Records for the exercise:
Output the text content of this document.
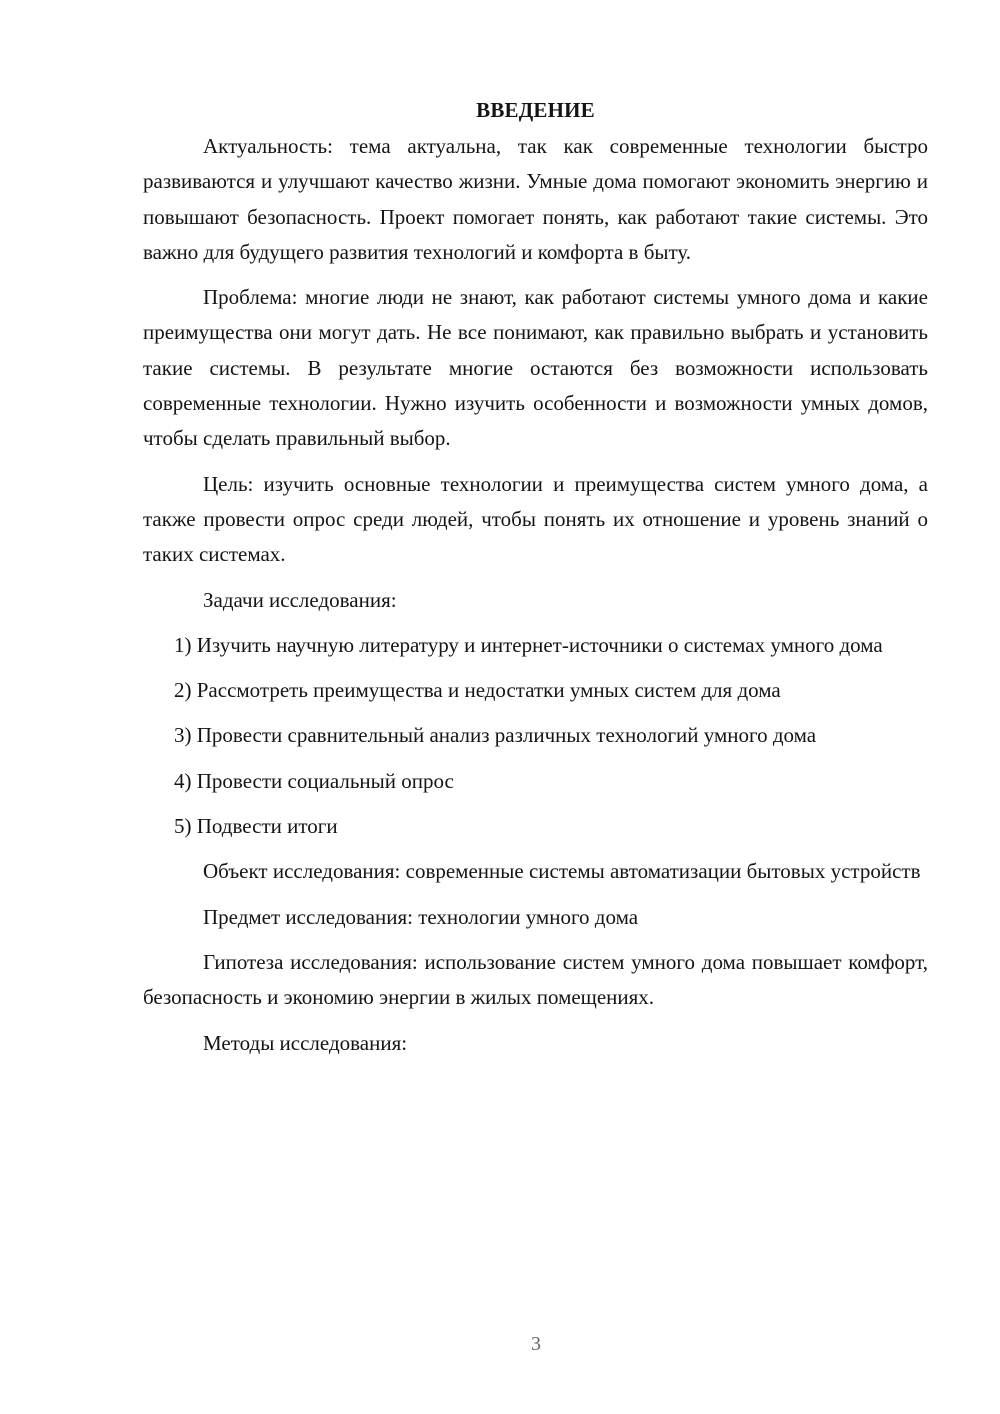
ВВЕДЕНИЕ

Актуальность: тема актуальна, так как современные технологии быстро развиваются и улучшают качество жизни. Умные дома помогают экономить энергию и повышают безопасность. Проект помогает понять, как работают такие системы. Это важно для будущего развития технологий и комфорта в быту.

Проблема: многие люди не знают, как работают системы умного дома и какие преимущества они могут дать. Не все понимают, как правильно выбрать и установить такие системы. В результате многие остаются без возможности использовать современные технологии. Нужно изучить особенности и возможности умных домов, чтобы сделать правильный выбор.

Цель: изучить основные технологии и преимущества систем умного дома, а также провести опрос среди людей, чтобы понять их отношение и уровень знаний о таких системах.

Задачи исследования:

1) Изучить научную литературу и интернет-источники о системах умного дома

2) Рассмотреть преимущества и недостатки умных систем для дома

3) Провести сравнительный анализ различных технологий умного дома

4) Провести социальный опрос

5) Подвести итоги

Объект исследования: современные системы автоматизации бытовых устройств

Предмет исследования: технологии умного дома

Гипотеза исследования: использование систем умного дома повышает комфорт, безопасность и экономию энергии в жилых помещениях.

Методы исследования:

3
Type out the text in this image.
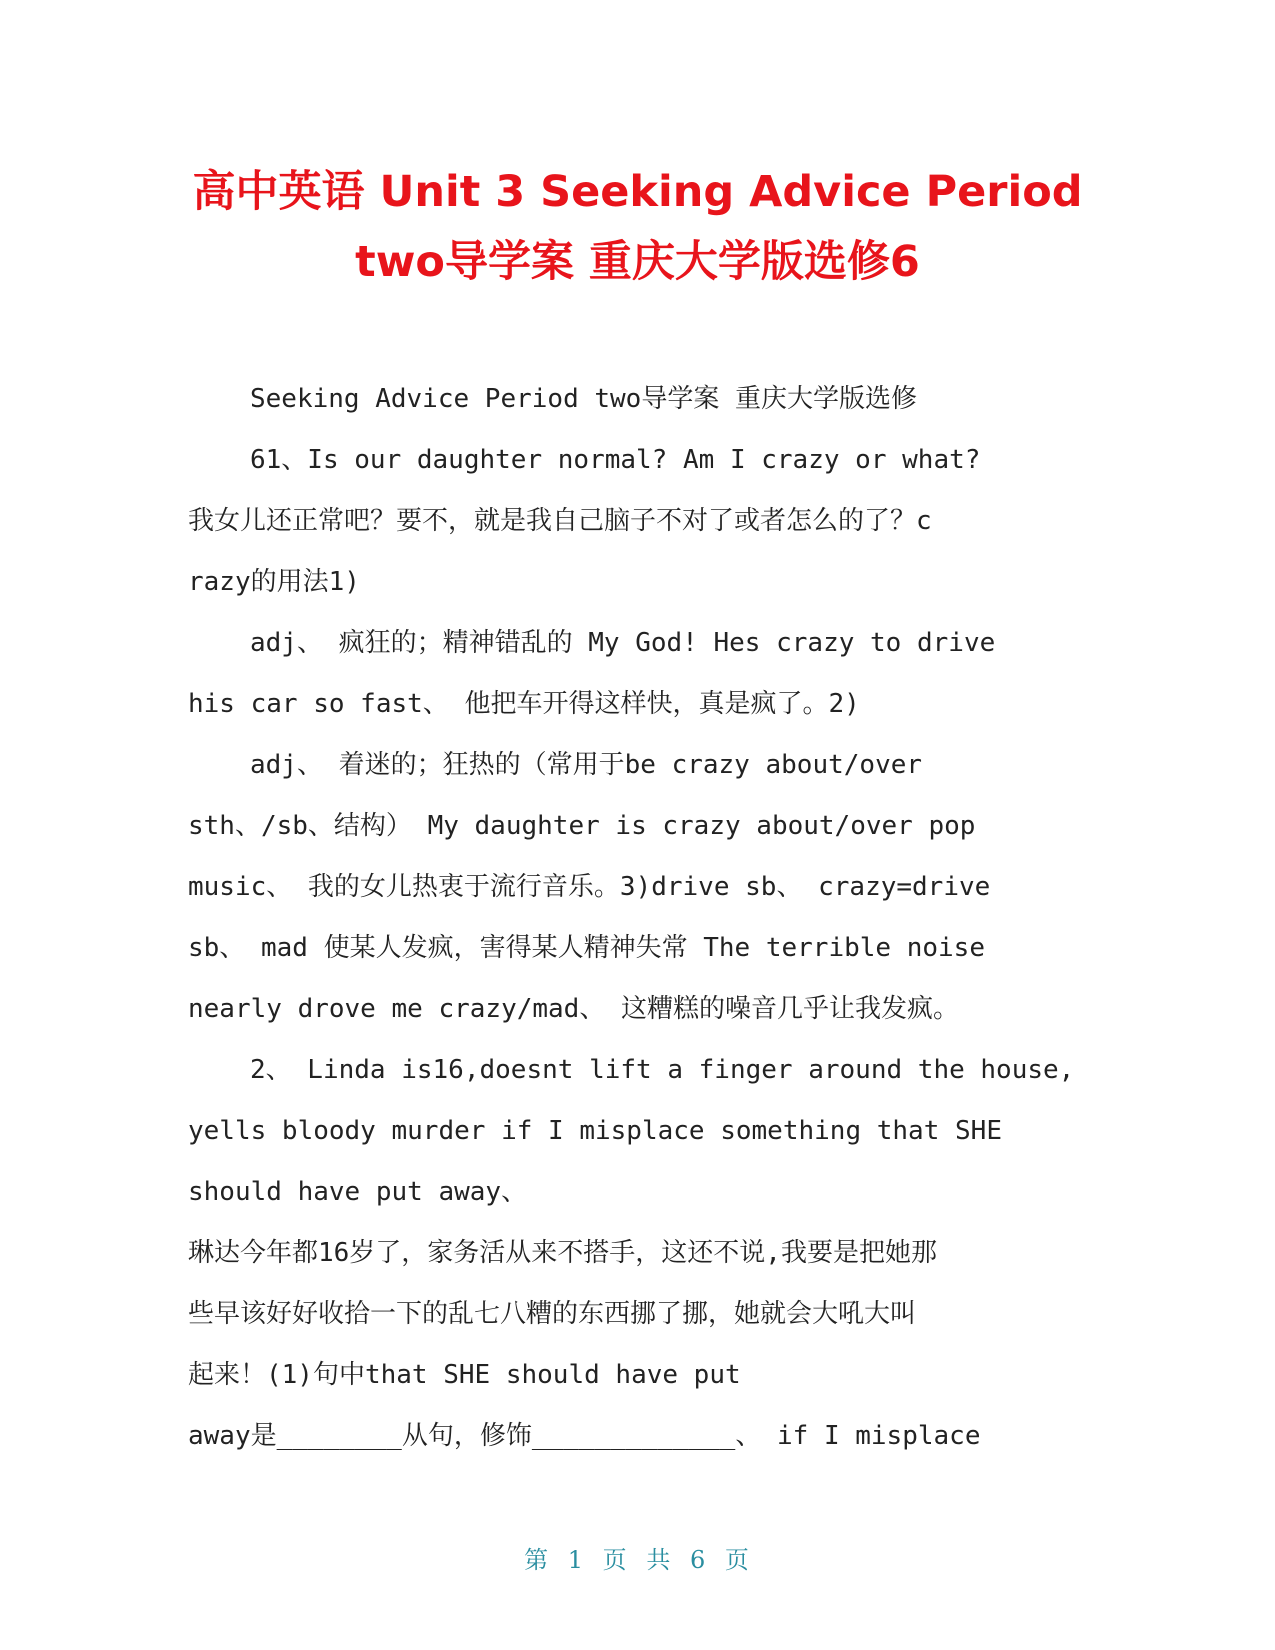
高中英语 Unit 3 Seeking Advice Period
two导学案 重庆大学版选修6
Seeking Advice Period two导学案 重庆大学版选修
61、Is our daughter normal? Am I crazy or what?
我女儿还正常吧？要不，就是我自己脑子不对了或者怎么的了？c
razy的用法1)
adj、 疯狂的；精神错乱的 My God! Hes crazy to drive
his car so fast、 他把车开得这样快，真是疯了。2)
adj、 着迷的；狂热的（常用于be crazy about/over
sth、/sb、结构） My daughter is crazy about/over pop
music、 我的女儿热衷于流行音乐。3)drive sb、 crazy=drive
sb、 mad 使某人发疯，害得某人精神失常 The terrible noise
nearly drove me crazy/mad、 这糟糕的噪音几乎让我发疯。
2、 Linda is16,doesnt lift a finger around the house,
yells bloody murder if I misplace something that SHE
should have put away、
琳达今年都16岁了，家务活从来不搭手，这还不说,我要是把她那
些早该好好收拾一下的乱七八糟的东西挪了挪，她就会大吼大叫
起来！(1)句中that SHE should have put
away是________从句，修饰_____________、 if I misplace
第 1 页 共 6 页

Exercise goal:
Of all the lines in the data above, state how many include "чтобы". Say only the number.

Written solution:
2